▶ **Direction**
Return the material word for word. Do not include pictures.

Collection entries:
-------------------------
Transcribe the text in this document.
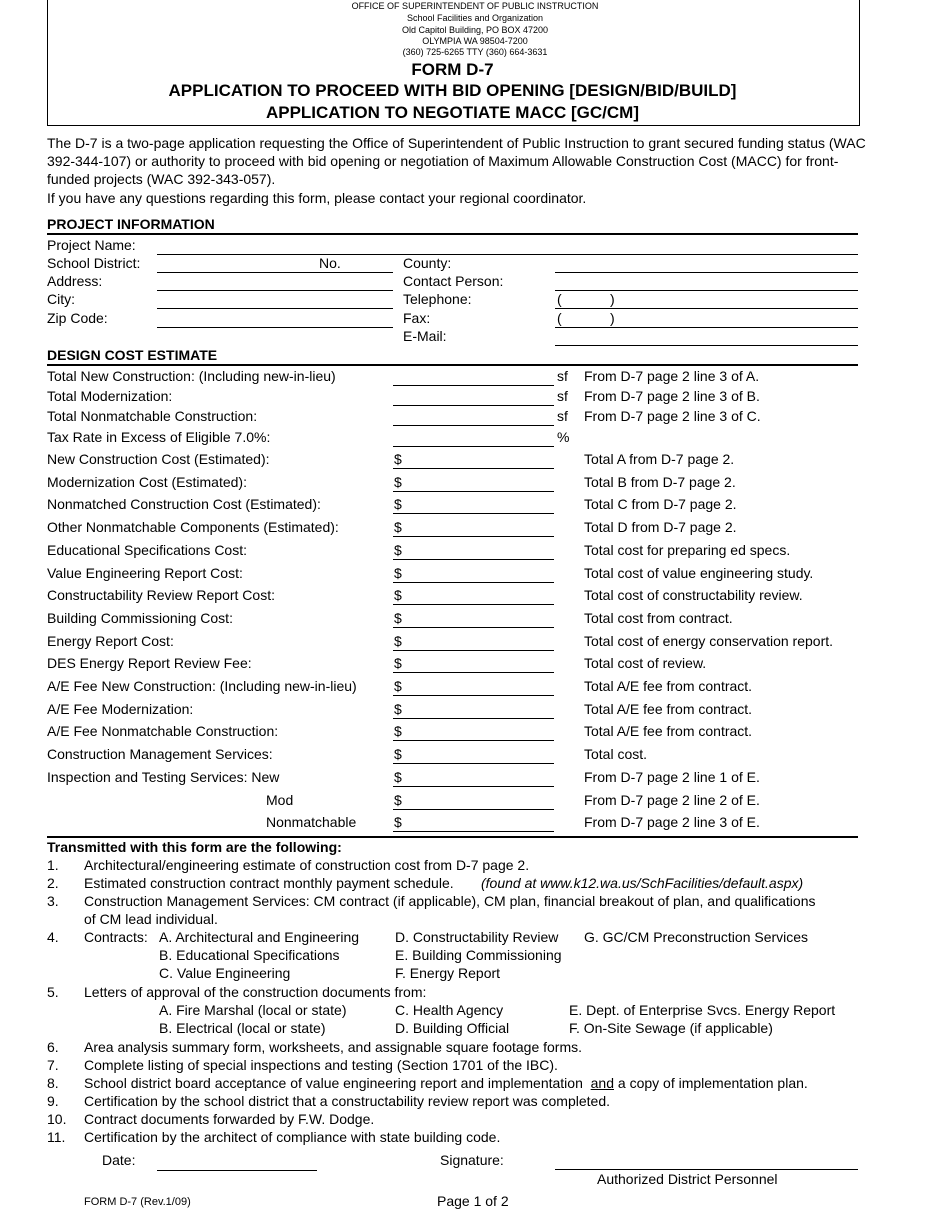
OFFICE OF SUPERINTENDENT OF PUBLIC INSTRUCTION
School Facilities and Organization
Old Capitol Building, PO BOX 47200
OLYMPIA WA 98504-7200
(360) 725-6265 TTY (360) 664-3631
FORM D-7
APPLICATION TO PROCEED WITH BID OPENING [DESIGN/BID/BUILD]
APPLICATION TO NEGOTIATE MACC [GC/CM]
The D-7 is a two-page application requesting the Office of Superintendent of Public Instruction to grant secured funding status (WAC 392-344-107) or authority to proceed with bid opening or negotiation of Maximum Allowable Construction Cost (MACC) for front-funded projects (WAC 392-343-057).
If you have any questions regarding this form, please contact your regional coordinator.
PROJECT INFORMATION
Project Name:
School District:	No.
Address:
City:
Zip Code:
County:
Contact Person:
Telephone:	(	)
Fax:	(	)
E-Mail:
DESIGN COST ESTIMATE
Total New Construction: (Including new-in-lieu)	sf From D-7 page 2 line 3 of A.
Total Modernization:	sf From D-7 page 2 line 3 of B.
Total Nonmatchable Construction:	sf From D-7 page 2 line 3 of C.
Tax Rate in Excess of Eligible 7.0%:	%
New Construction Cost (Estimated):	$	Total A from D-7 page 2.
Modernization Cost (Estimated):	$	Total B from D-7 page 2.
Nonmatched Construction Cost (Estimated):	$	Total C from D-7 page 2.
Other Nonmatchable Components (Estimated):	$	Total D from D-7 page 2.
Educational Specifications Cost:	$	Total cost for preparing ed specs.
Value Engineering Report Cost:	$	Total cost of value engineering study.
Constructability Review Report Cost:	$	Total cost of constructability review.
Building Commissioning Cost:	$	Total cost from contract.
Energy Report Cost:	$	Total cost of energy conservation report.
DES Energy Report Review Fee:	$	Total cost of review.
A/E Fee New Construction: (Including new-in-lieu)	$	Total A/E fee from contract.
A/E Fee Modernization:	$	Total A/E fee from contract.
A/E Fee Nonmatchable Construction:	$	Total A/E fee from contract.
Construction Management Services:	$	Total cost.
Inspection and Testing Services: New	$	From D-7 page 2 line 1 of E.
Mod	$	From D-7 page 2 line 2 of E.
Nonmatchable	$	From D-7 page 2 line 3 of E.
Transmitted with this form are the following:
1. Architectural/engineering estimate of construction cost from D-7 page 2.
2. Estimated construction contract monthly payment schedule. (found at www.k12.wa.us/SchFacilities/default.aspx)
3. Construction Management Services: CM contract (if applicable), CM plan, financial breakout of plan, and qualifications
of CM lead individual.
4. Contracts: A. Architectural and Engineering
B. Educational Specifications
C. Value Engineering
D. Constructability Review
E. Building Commissioning
F. Energy Report
G. GC/CM Preconstruction Services
5. Letters of approval of the construction documents from:
A. Fire Marshal (local or state)
B. Electrical (local or state)
C. Health Agency
D. Building Official
E. Dept. of Enterprise Svcs. Energy Report
F. On-Site Sewage (if applicable)
6. Area analysis summary form, worksheets, and assignable square footage forms.
7. Complete listing of special inspections and testing (Section 1701 of the IBC).
8. School district board acceptance of value engineering report and implementation and a copy of implementation plan.
9. Certification by the school district that a constructability review report was completed.
10. Contract documents forwarded by F.W. Dodge.
11. Certification by the architect of compliance with state building code.
Date:	Signature:
Authorized District Personnel
FORM D-7 (Rev.1/09)	Page 1 of 2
-------------------------
▶ **Task answer**
Transcribe the text in this document.
OFFICE OF SUPERINTENDENT OF PUBLIC INSTRUCTION
School Facilities and Organization
Old Capitol Building, PO BOX 47200
OLYMPIA WA 98504-7200
(360) 725-6265 TTY (360) 664-3631
FORM D-7
APPLICATION TO PROCEED WITH BID OPENING [DESIGN/BID/BUILD]
APPLICATION TO NEGOTIATE MACC [GC/CM]
The D-7 is a two-page application requesting the Office of Superintendent of Public Instruction to grant secured funding status (WAC 392-344-107) or authority to proceed with bid opening or negotiation of Maximum Allowable Construction Cost (MACC) for front-funded projects (WAC 392-343-057).
If you have any questions regarding this form, please contact your regional coordinator.
PROJECT INFORMATION
Project Name:
School District:	No.
Address:
City:
Zip Code:
County:
Contact Person:
Telephone:	(	)
Fax:	(	)
E-Mail:
DESIGN COST ESTIMATE
Total New Construction: (Including new-in-lieu)	sf From D-7 page 2 line 3 of A.
Total Modernization:	sf From D-7 page 2 line 3 of B.
Total Nonmatchable Construction:	sf From D-7 page 2 line 3 of C.
Tax Rate in Excess of Eligible 7.0%:	%
New Construction Cost (Estimated):	$	Total A from D-7 page 2.
Modernization Cost (Estimated):	$	Total B from D-7 page 2.
Nonmatched Construction Cost (Estimated):	$	Total C from D-7 page 2.
Other Nonmatchable Components (Estimated):	$	Total D from D-7 page 2.
Educational Specifications Cost:	$	Total cost for preparing ed specs.
Value Engineering Report Cost:	$	Total cost of value engineering study.
Constructability Review Report Cost:	$	Total cost of constructability review.
Building Commissioning Cost:	$	Total cost from contract.
Energy Report Cost:	$	Total cost of energy conservation report.
DES Energy Report Review Fee:	$	Total cost of review.
A/E Fee New Construction: (Including new-in-lieu)	$	Total A/E fee from contract.
A/E Fee Modernization:	$	Total A/E fee from contract.
A/E Fee Nonmatchable Construction:	$	Total A/E fee from contract.
Construction Management Services:	$	Total cost.
Inspection and Testing Services: New	$	From D-7 page 2 line 1 of E.
Mod	$	From D-7 page 2 line 2 of E.
Nonmatchable	$	From D-7 page 2 line 3 of E.
Transmitted with this form are the following:
1. Architectural/engineering estimate of construction cost from D-7 page 2.
2. Estimated construction contract monthly payment schedule. (found at www.k12.wa.us/SchFacilities/default.aspx)
3. Construction Management Services: CM contract (if applicable), CM plan, financial breakout of plan, and qualifications
of CM lead individual.
4. Contracts: A. Architectural and Engineering
B. Educational Specifications
C. Value Engineering
D. Constructability Review
E. Building Commissioning
F. Energy Report
G. GC/CM Preconstruction Services
5. Letters of approval of the construction documents from:
A. Fire Marshal (local or state)
B. Electrical (local or state)
C. Health Agency
D. Building Official
E. Dept. of Enterprise Svcs. Energy Report
F. On-Site Sewage (if applicable)
6. Area analysis summary form, worksheets, and assignable square footage forms.
7. Complete listing of special inspections and testing (Section 1701 of the IBC).
8. School district board acceptance of value engineering report and implementation and a copy of implementation plan.
9. Certification by the school district that a constructability review report was completed.
10. Contract documents forwarded by F.W. Dodge.
11. Certification by the architect of compliance with state building code.
Date:	Signature:
Authorized District Personnel
FORM D-7 (Rev.1/09)	Page 1 of 2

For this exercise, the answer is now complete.